Set exercise >> Write out each line that follows exactly as it stands, without the pictures.

Data items:

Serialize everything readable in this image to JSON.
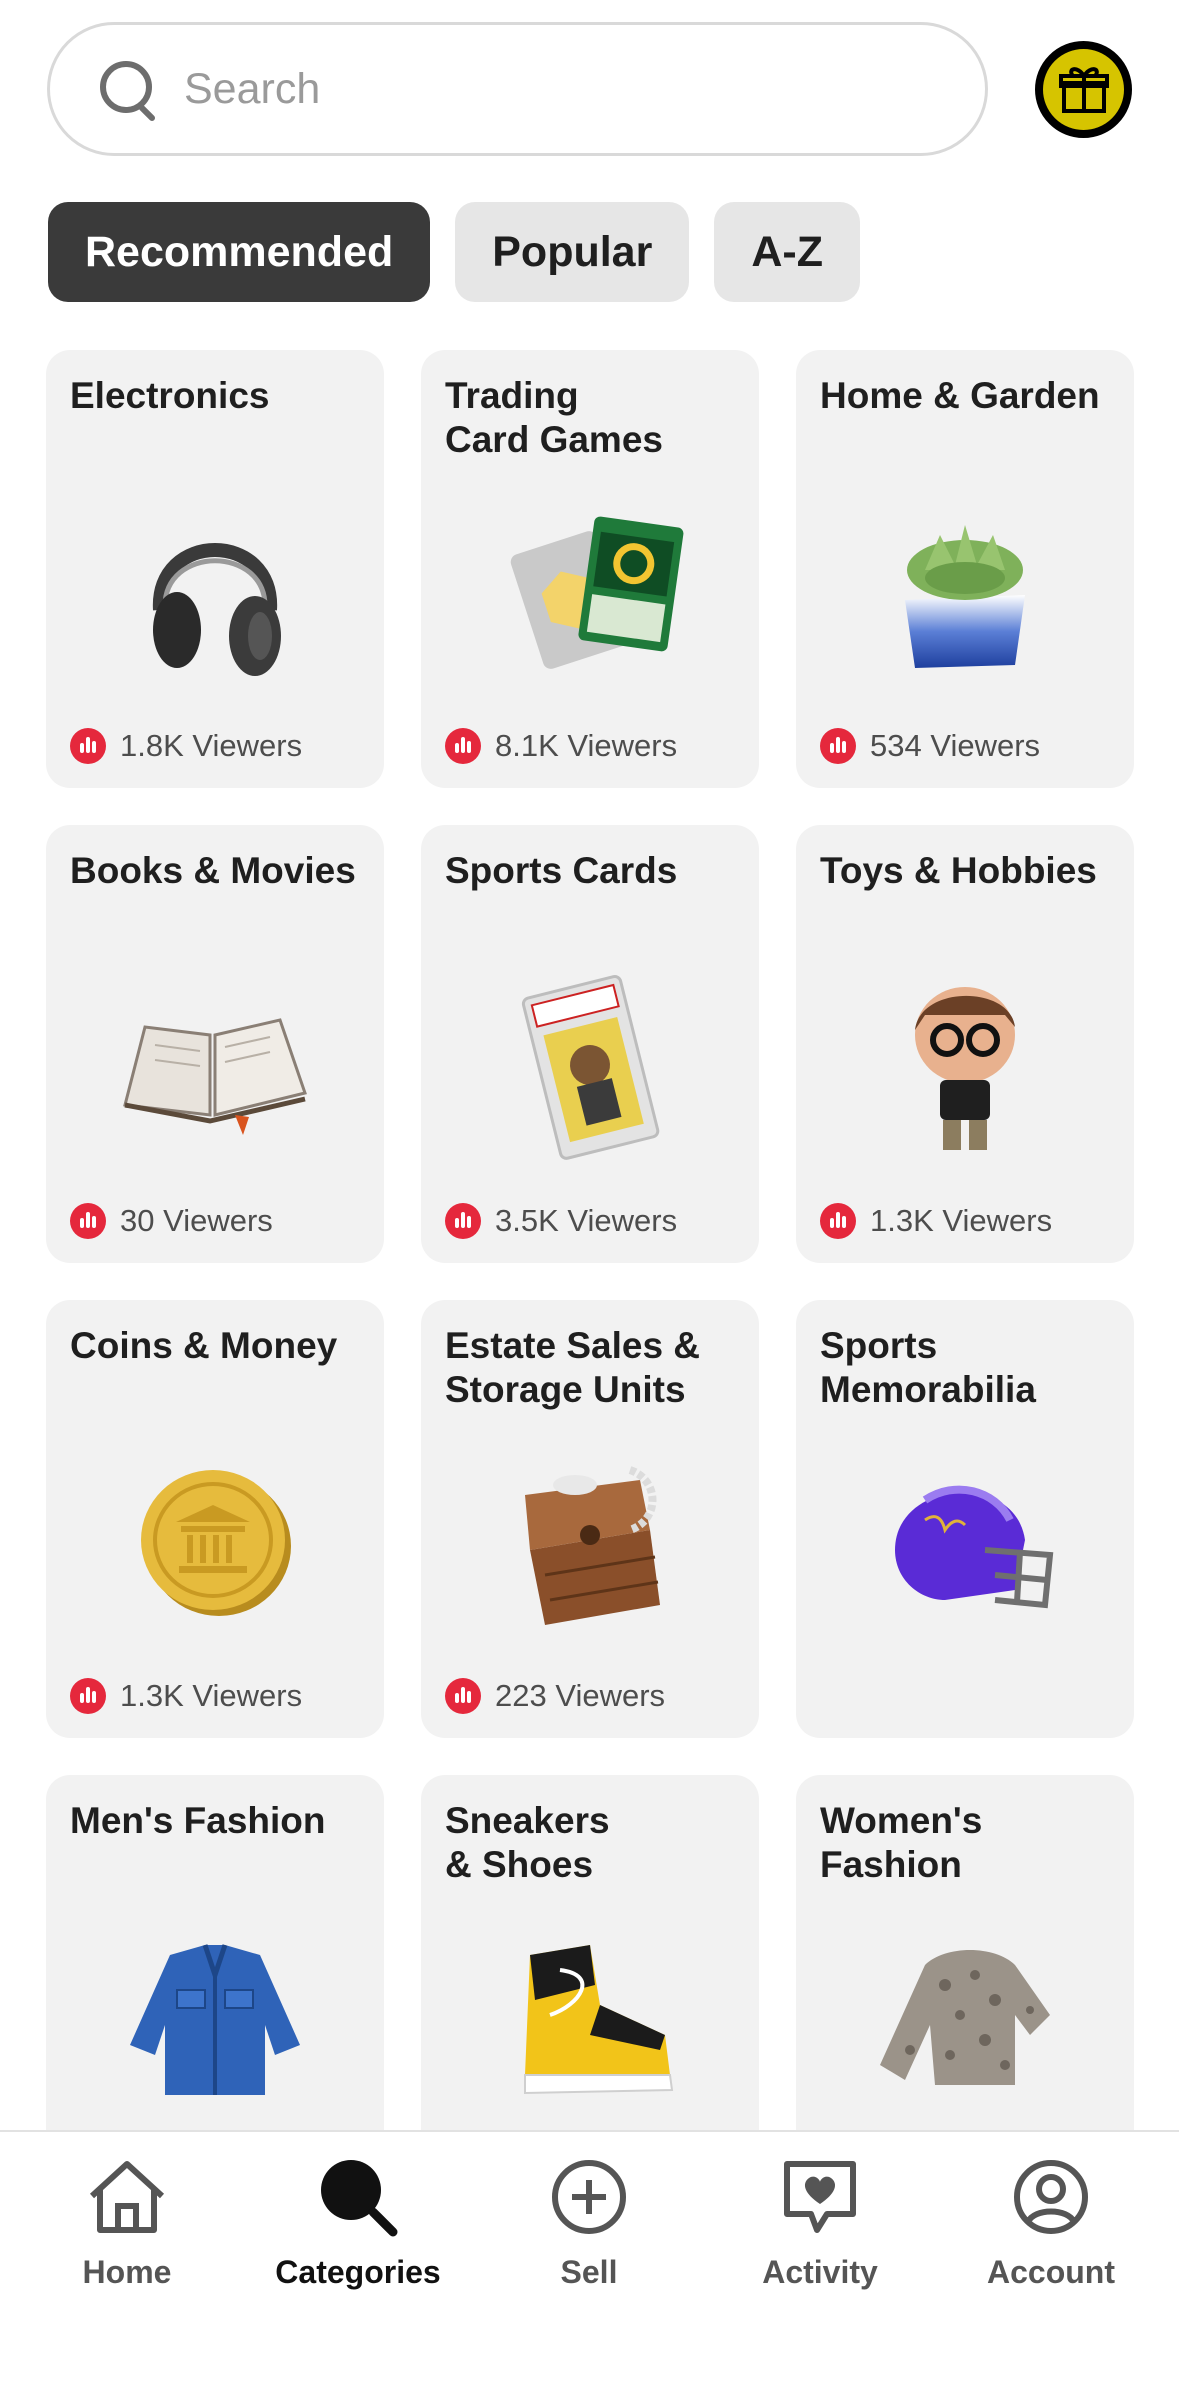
{
  "search": {
    "placeholder": "Search"
  },
  "filters": [
    {
      "label": "Recommended",
      "active": true
    },
    {
      "label": "Popular",
      "active": false
    },
    {
      "label": "A-Z",
      "active": false
    }
  ],
  "categories": [
    {
      "title": "Electronics",
      "viewers": "1.8K Viewers",
      "icon": "headphones-icon"
    },
    {
      "title": "Trading\nCard Games",
      "viewers": "8.1K Viewers",
      "icon": "trading-cards-icon"
    },
    {
      "title": "Home & Garden",
      "viewers": "534 Viewers",
      "icon": "plant-pot-icon"
    },
    {
      "title": "Books & Movies",
      "viewers": "30 Viewers",
      "icon": "book-icon"
    },
    {
      "title": "Sports Cards",
      "viewers": "3.5K Viewers",
      "icon": "graded-card-icon"
    },
    {
      "title": "Toys & Hobbies",
      "viewers": "1.3K Viewers",
      "icon": "figure-icon"
    },
    {
      "title": "Coins & Money",
      "viewers": "1.3K Viewers",
      "icon": "coin-icon"
    },
    {
      "title": "Estate Sales &\nStorage Units",
      "viewers": "223 Viewers",
      "icon": "trunk-icon"
    },
    {
      "title": "Sports\nMemorabilia",
      "viewers": "",
      "icon": "helmet-icon"
    },
    {
      "title": "Men's Fashion",
      "viewers": "",
      "icon": "denim-jacket-icon"
    },
    {
      "title": "Sneakers\n& Shoes",
      "viewers": "",
      "icon": "sneaker-icon"
    },
    {
      "title": "Women's\nFashion",
      "viewers": "",
      "icon": "sweater-icon"
    }
  ],
  "nav": [
    {
      "label": "Home",
      "icon": "home-icon",
      "active": false
    },
    {
      "label": "Categories",
      "icon": "categories-search-icon",
      "active": true
    },
    {
      "label": "Sell",
      "icon": "plus-circle-icon",
      "active": false
    },
    {
      "label": "Activity",
      "icon": "heart-chat-icon",
      "active": false
    },
    {
      "label": "Account",
      "icon": "account-icon",
      "active": false
    }
  ],
  "colors": {
    "accent_live": "#e5283c",
    "chip_active": "#3a3a3a",
    "gift_yellow": "#d6c400"
  }
}
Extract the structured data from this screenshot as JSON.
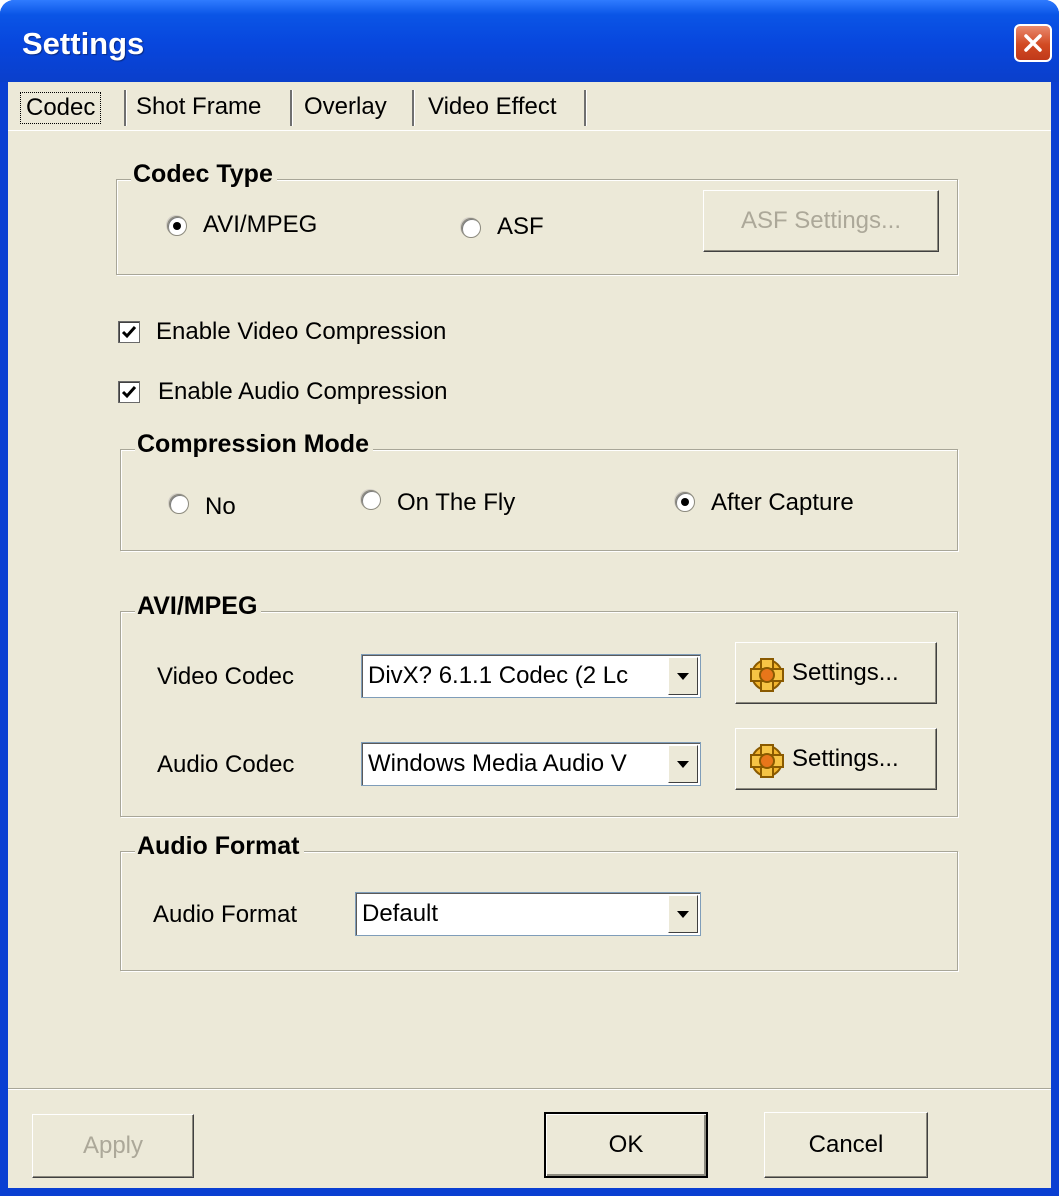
{
  "window": {
    "title": "Settings"
  },
  "tabs": [
    "Codec",
    "Shot Frame",
    "Overlay",
    "Video Effect"
  ],
  "codec_type": {
    "legend": "Codec Type",
    "options": [
      "AVI/MPEG",
      "ASF"
    ],
    "selected": "AVI/MPEG",
    "asf_settings_label": "ASF Settings..."
  },
  "checkboxes": {
    "video": {
      "label": "Enable Video Compression",
      "checked": true
    },
    "audio": {
      "label": "Enable Audio Compression",
      "checked": true
    }
  },
  "compression_mode": {
    "legend": "Compression Mode",
    "options": [
      "No",
      "On The Fly",
      "After Capture"
    ],
    "selected": "After Capture"
  },
  "avi_mpeg": {
    "legend": "AVI/MPEG",
    "video_codec_label": "Video Codec",
    "video_codec_value": "DivX? 6.1.1 Codec (2 Lc",
    "audio_codec_label": "Audio Codec",
    "audio_codec_value": "Windows Media Audio V",
    "settings_label": "Settings..."
  },
  "audio_format": {
    "legend": "Audio Format",
    "label": "Audio Format",
    "value": "Default"
  },
  "footer": {
    "apply": "Apply",
    "ok": "OK",
    "cancel": "Cancel"
  },
  "colors": {
    "titlebar": "#0a50df",
    "face": "#ece9d8",
    "close": "#d24a22",
    "disabled_text": "#aca899"
  }
}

Result >>
Serialize everything readable in this image to JSON.
{
  "search": {
    "placeholder": "Search"
  },
  "filters": [
    {
      "label": "Recommended",
      "active": true
    },
    {
      "label": "Popular",
      "active": false
    },
    {
      "label": "A-Z",
      "active": false
    }
  ],
  "categories": [
    {
      "title": "Electronics",
      "viewers": "1.8K Viewers",
      "icon": "headphones-icon"
    },
    {
      "title": "Trading\nCard Games",
      "viewers": "8.1K Viewers",
      "icon": "trading-cards-icon"
    },
    {
      "title": "Home & Garden",
      "viewers": "534 Viewers",
      "icon": "plant-pot-icon"
    },
    {
      "title": "Books & Movies",
      "viewers": "30 Viewers",
      "icon": "book-icon"
    },
    {
      "title": "Sports Cards",
      "viewers": "3.5K Viewers",
      "icon": "graded-card-icon"
    },
    {
      "title": "Toys & Hobbies",
      "viewers": "1.3K Viewers",
      "icon": "figure-icon"
    },
    {
      "title": "Coins & Money",
      "viewers": "1.3K Viewers",
      "icon": "coin-icon"
    },
    {
      "title": "Estate Sales &\nStorage Units",
      "viewers": "223 Viewers",
      "icon": "trunk-icon"
    },
    {
      "title": "Sports\nMemorabilia",
      "viewers": "",
      "icon": "helmet-icon"
    },
    {
      "title": "Men's Fashion",
      "viewers": "",
      "icon": "denim-jacket-icon"
    },
    {
      "title": "Sneakers\n& Shoes",
      "viewers": "",
      "icon": "sneaker-icon"
    },
    {
      "title": "Women's\nFashion",
      "viewers": "",
      "icon": "sweater-icon"
    }
  ],
  "nav": [
    {
      "label": "Home",
      "icon": "home-icon",
      "active": false
    },
    {
      "label": "Categories",
      "icon": "categories-search-icon",
      "active": true
    },
    {
      "label": "Sell",
      "icon": "plus-circle-icon",
      "active": false
    },
    {
      "label": "Activity",
      "icon": "heart-chat-icon",
      "active": false
    },
    {
      "label": "Account",
      "icon": "account-icon",
      "active": false
    }
  ],
  "colors": {
    "accent_live": "#e5283c",
    "chip_active": "#3a3a3a",
    "gift_yellow": "#d6c400"
  }
}
Extract the structured data from this screenshot as JSON.
{
  "window": {
    "title": "Settings"
  },
  "tabs": [
    "Codec",
    "Shot Frame",
    "Overlay",
    "Video Effect"
  ],
  "codec_type": {
    "legend": "Codec Type",
    "options": [
      "AVI/MPEG",
      "ASF"
    ],
    "selected": "AVI/MPEG",
    "asf_settings_label": "ASF Settings..."
  },
  "checkboxes": {
    "video": {
      "label": "Enable Video Compression",
      "checked": true
    },
    "audio": {
      "label": "Enable Audio Compression",
      "checked": true
    }
  },
  "compression_mode": {
    "legend": "Compression Mode",
    "options": [
      "No",
      "On The Fly",
      "After Capture"
    ],
    "selected": "After Capture"
  },
  "avi_mpeg": {
    "legend": "AVI/MPEG",
    "video_codec_label": "Video Codec",
    "video_codec_value": "DivX? 6.1.1 Codec (2 Lc",
    "audio_codec_label": "Audio Codec",
    "audio_codec_value": "Windows Media Audio V",
    "settings_label": "Settings..."
  },
  "audio_format": {
    "legend": "Audio Format",
    "label": "Audio Format",
    "value": "Default"
  },
  "footer": {
    "apply": "Apply",
    "ok": "OK",
    "cancel": "Cancel"
  },
  "colors": {
    "titlebar": "#0a50df",
    "face": "#ece9d8",
    "close": "#d24a22",
    "disabled_text": "#aca899"
  }
}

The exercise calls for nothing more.